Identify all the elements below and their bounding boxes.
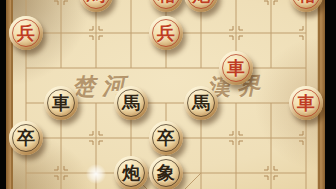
piece-glyph: 卒 <box>149 121 183 155</box>
piece-glyph: 兵 <box>9 16 43 50</box>
piece-red-chariot[interactable]: 車 <box>219 51 253 85</box>
piece-red-elephant-cutoff[interactable]: 相 <box>149 0 183 12</box>
letterbox-right <box>325 0 336 189</box>
piece-glyph: 馬 <box>184 86 218 120</box>
piece-black-horse[interactable]: 馬 <box>184 86 218 120</box>
piece-glyph: 車 <box>219 51 253 85</box>
piece-black-elephant[interactable]: 象 <box>149 156 183 189</box>
piece-black-chariot[interactable]: 車 <box>44 86 78 120</box>
piece-glyph: 相 <box>289 0 323 12</box>
piece-black-soldier[interactable]: 卒 <box>9 121 43 155</box>
piece-glyph: 馬 <box>79 0 113 12</box>
piece-glyph: 車 <box>44 86 78 120</box>
piece-glyph: 馬 <box>114 86 148 120</box>
pieces-layer: 馬相炮相兵兵車車車馬馬卒卒炮象 <box>0 0 336 189</box>
xiangqi-board[interactable]: 楚河 漢界 馬相炮相兵兵車車車馬馬卒卒炮象 <box>6 0 325 189</box>
piece-red-cannon-cutoff[interactable]: 炮 <box>184 0 218 12</box>
piece-black-horse[interactable]: 馬 <box>114 86 148 120</box>
piece-red-elephant-cutoff[interactable]: 相 <box>289 0 323 12</box>
piece-black-soldier[interactable]: 卒 <box>149 121 183 155</box>
piece-glyph: 車 <box>289 86 323 120</box>
piece-glyph: 兵 <box>149 16 183 50</box>
piece-red-soldier[interactable]: 兵 <box>149 16 183 50</box>
piece-glyph: 象 <box>149 156 183 189</box>
move-indicator-dot <box>86 164 106 184</box>
piece-glyph: 炮 <box>184 0 218 12</box>
piece-red-chariot[interactable]: 車 <box>289 86 323 120</box>
piece-glyph: 卒 <box>9 121 43 155</box>
letterbox-left <box>0 0 6 189</box>
piece-glyph: 相 <box>149 0 183 12</box>
piece-glyph: 炮 <box>114 156 148 189</box>
piece-black-cannon[interactable]: 炮 <box>114 156 148 189</box>
piece-red-horse-cutoff[interactable]: 馬 <box>79 0 113 12</box>
piece-red-soldier[interactable]: 兵 <box>9 16 43 50</box>
game-screen: 楚河 漢界 馬相炮相兵兵車車車馬馬卒卒炮象 <box>0 0 336 189</box>
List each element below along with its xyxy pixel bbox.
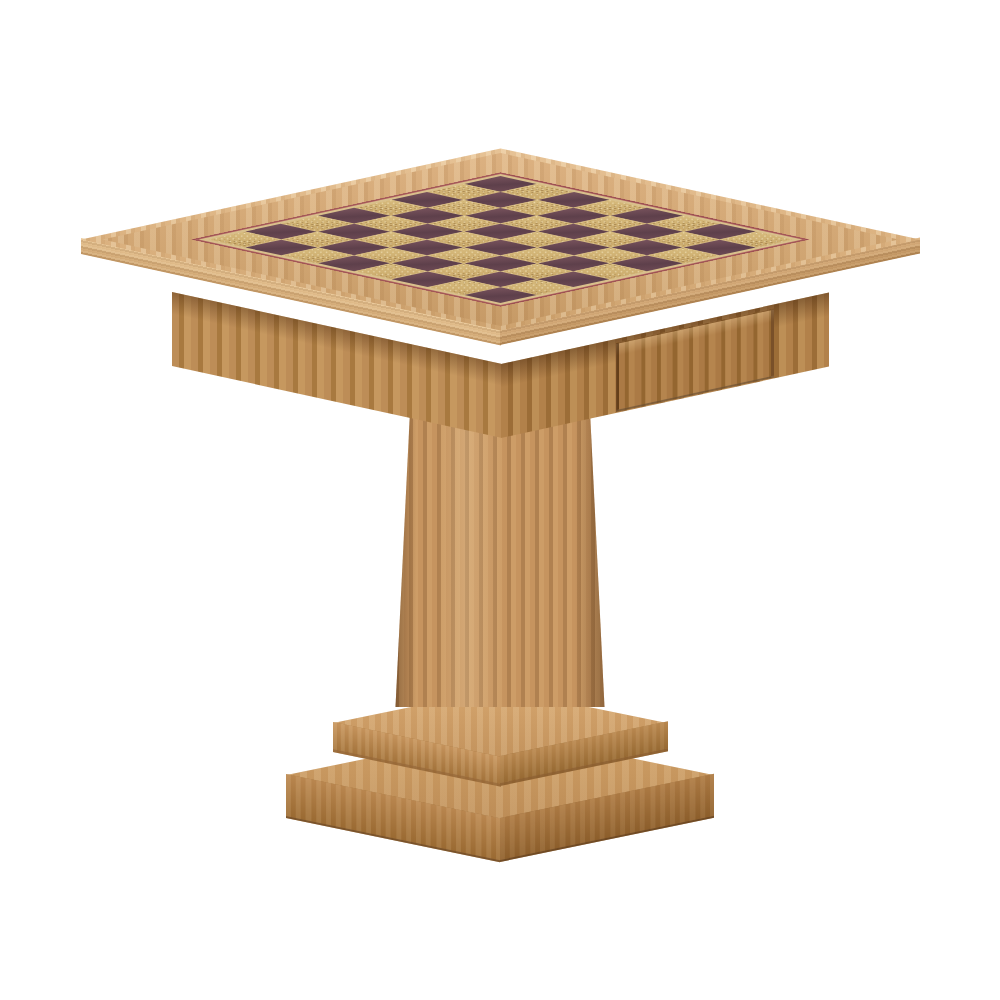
- product-photo-stage: [0, 0, 1000, 1000]
- pedestal-column: [390, 415, 610, 707]
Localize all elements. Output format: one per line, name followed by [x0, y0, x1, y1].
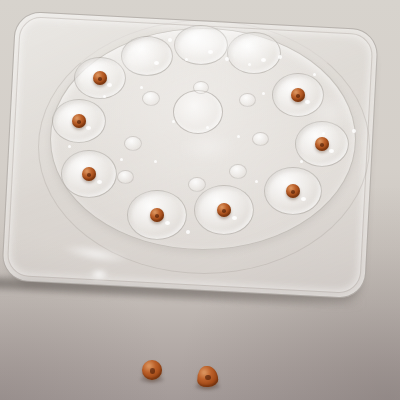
table-surface — [0, 0, 400, 400]
photo-scene — [0, 0, 400, 400]
loose-bead-2[interactable] — [196, 365, 218, 387]
loose-bead-1[interactable] — [142, 360, 162, 380]
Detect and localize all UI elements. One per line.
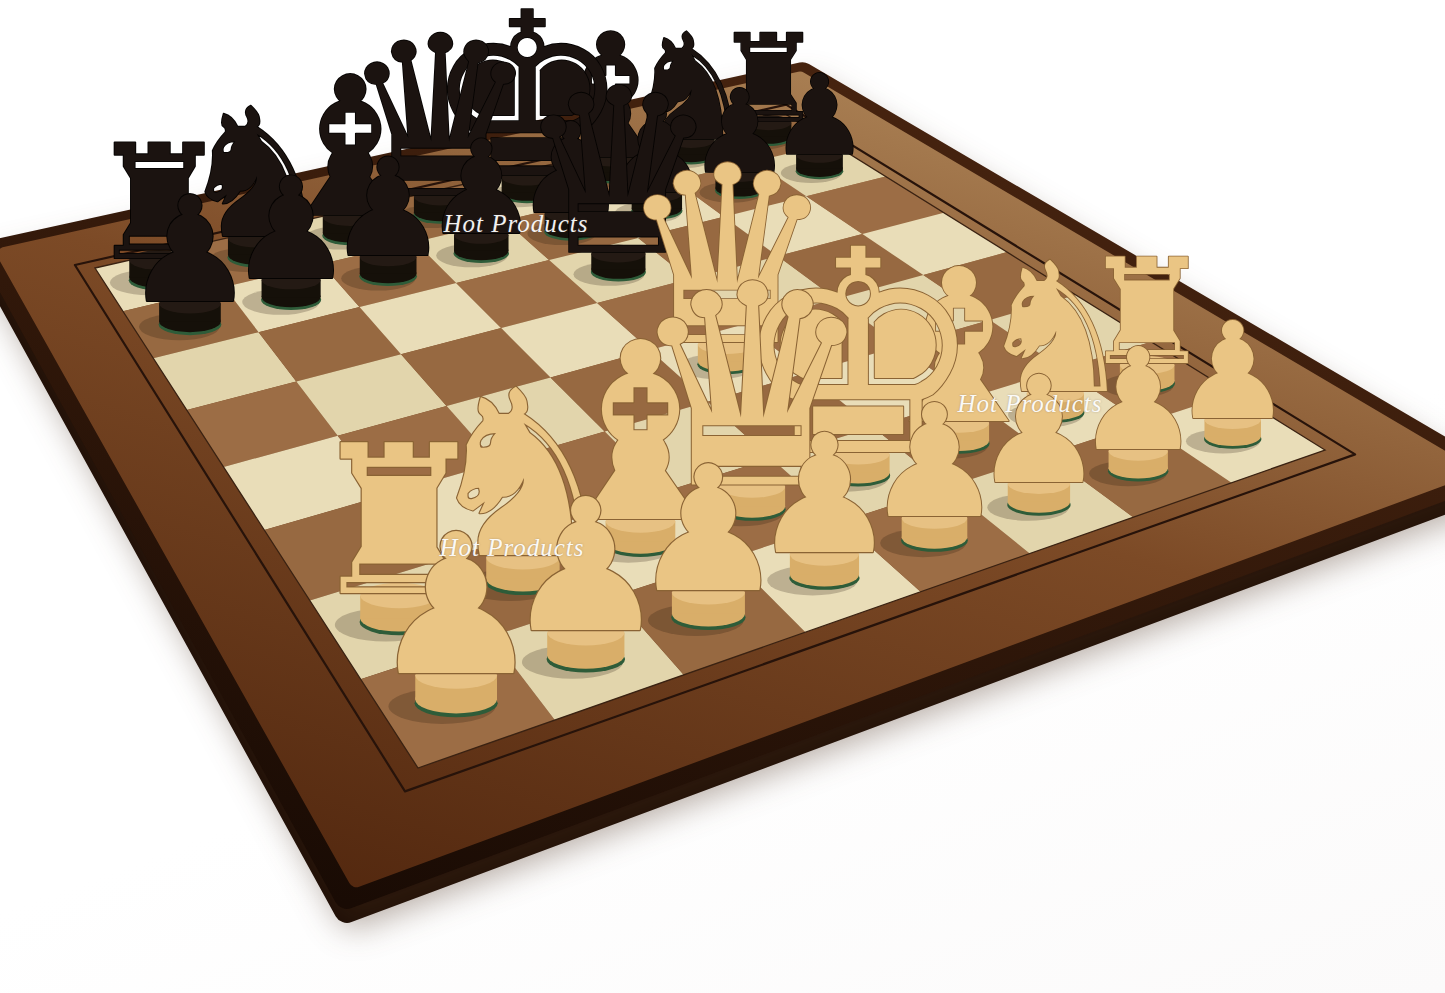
piece-black-pawn-a7: ♟ xyxy=(124,165,256,340)
piece-white-pawn-a1: ♟ xyxy=(369,492,543,724)
svg-text:♟: ♟ xyxy=(369,492,543,719)
chess-board-photo: ♜♞♟♝♟♚♟♛♟♝♟♞♛♟♜♟♟♛♜♞♟♝♟♚♟♛♟♝♟♞♟♜♟♟ xyxy=(0,0,1445,993)
product-photo: ♜♞♟♝♟♚♟♛♟♝♟♞♛♟♜♟♟♛♜♞♟♝♟♚♟♛♟♝♟♞♟♜♟♟ Hot P… xyxy=(0,0,1445,993)
svg-text:♟: ♟ xyxy=(124,165,256,336)
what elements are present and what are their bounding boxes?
━━━━━━━━━━━━━━━━━━━━
Exercise task.
Reproduce all of the data above verbatim, line for line, leaving out the pictures.

Exercise solution.
Identify all the elements below and their bounding boxes.
piece-glyph: 卒 <box>149 121 183 155</box>
piece-glyph: 兵 <box>9 16 43 50</box>
piece-red-chariot[interactable]: 車 <box>219 51 253 85</box>
piece-red-elephant-cutoff[interactable]: 相 <box>149 0 183 12</box>
letterbox-right <box>325 0 336 189</box>
piece-glyph: 馬 <box>184 86 218 120</box>
piece-black-horse[interactable]: 馬 <box>184 86 218 120</box>
piece-glyph: 車 <box>219 51 253 85</box>
piece-black-elephant[interactable]: 象 <box>149 156 183 189</box>
piece-black-chariot[interactable]: 車 <box>44 86 78 120</box>
piece-glyph: 相 <box>289 0 323 12</box>
piece-black-soldier[interactable]: 卒 <box>9 121 43 155</box>
piece-glyph: 馬 <box>79 0 113 12</box>
piece-glyph: 車 <box>44 86 78 120</box>
piece-glyph: 馬 <box>114 86 148 120</box>
pieces-layer: 馬相炮相兵兵車車車馬馬卒卒炮象 <box>0 0 336 189</box>
xiangqi-board[interactable]: 楚河 漢界 馬相炮相兵兵車車車馬馬卒卒炮象 <box>6 0 325 189</box>
piece-red-cannon-cutoff[interactable]: 炮 <box>184 0 218 12</box>
piece-black-horse[interactable]: 馬 <box>114 86 148 120</box>
piece-red-elephant-cutoff[interactable]: 相 <box>289 0 323 12</box>
piece-black-soldier[interactable]: 卒 <box>149 121 183 155</box>
piece-glyph: 車 <box>289 86 323 120</box>
piece-glyph: 兵 <box>149 16 183 50</box>
piece-red-soldier[interactable]: 兵 <box>149 16 183 50</box>
piece-glyph: 象 <box>149 156 183 189</box>
move-indicator-dot <box>86 164 106 184</box>
piece-glyph: 炮 <box>184 0 218 12</box>
piece-red-chariot[interactable]: 車 <box>289 86 323 120</box>
piece-glyph: 卒 <box>9 121 43 155</box>
letterbox-left <box>0 0 6 189</box>
piece-glyph: 相 <box>149 0 183 12</box>
piece-glyph: 炮 <box>114 156 148 189</box>
piece-black-cannon[interactable]: 炮 <box>114 156 148 189</box>
piece-red-horse-cutoff[interactable]: 馬 <box>79 0 113 12</box>
piece-red-soldier[interactable]: 兵 <box>9 16 43 50</box>
game-screen: 楚河 漢界 馬相炮相兵兵車車車馬馬卒卒炮象 <box>0 0 336 189</box>
List each element below along with its xyxy pixel bbox.
- product-photo-stage: [0, 0, 1000, 1000]
- pedestal-column: [390, 415, 610, 707]
Localize all elements. Output format: one per line, name followed by [x0, y0, x1, y1].
table-surface — [0, 0, 400, 400]
photo-scene — [0, 0, 400, 400]
loose-bead-2[interactable] — [196, 365, 218, 387]
loose-bead-1[interactable] — [142, 360, 162, 380]
Detect and localize all UI elements. One per line.
piece-black-pawn-a7: ♟ xyxy=(124,165,256,340)
piece-white-pawn-a1: ♟ xyxy=(369,492,543,724)
svg-text:♟: ♟ xyxy=(369,492,543,719)
chess-board-photo: ♜♞♟♝♟♚♟♛♟♝♟♞♛♟♜♟♟♛♜♞♟♝♟♚♟♛♟♝♟♞♟♜♟♟ xyxy=(0,0,1445,993)
product-photo: ♜♞♟♝♟♚♟♛♟♝♟♞♛♟♜♟♟♛♜♞♟♝♟♚♟♛♟♝♟♞♟♜♟♟ Hot P… xyxy=(0,0,1445,993)
svg-text:♟: ♟ xyxy=(124,165,256,336)
what elements are present and what are their bounding boxes?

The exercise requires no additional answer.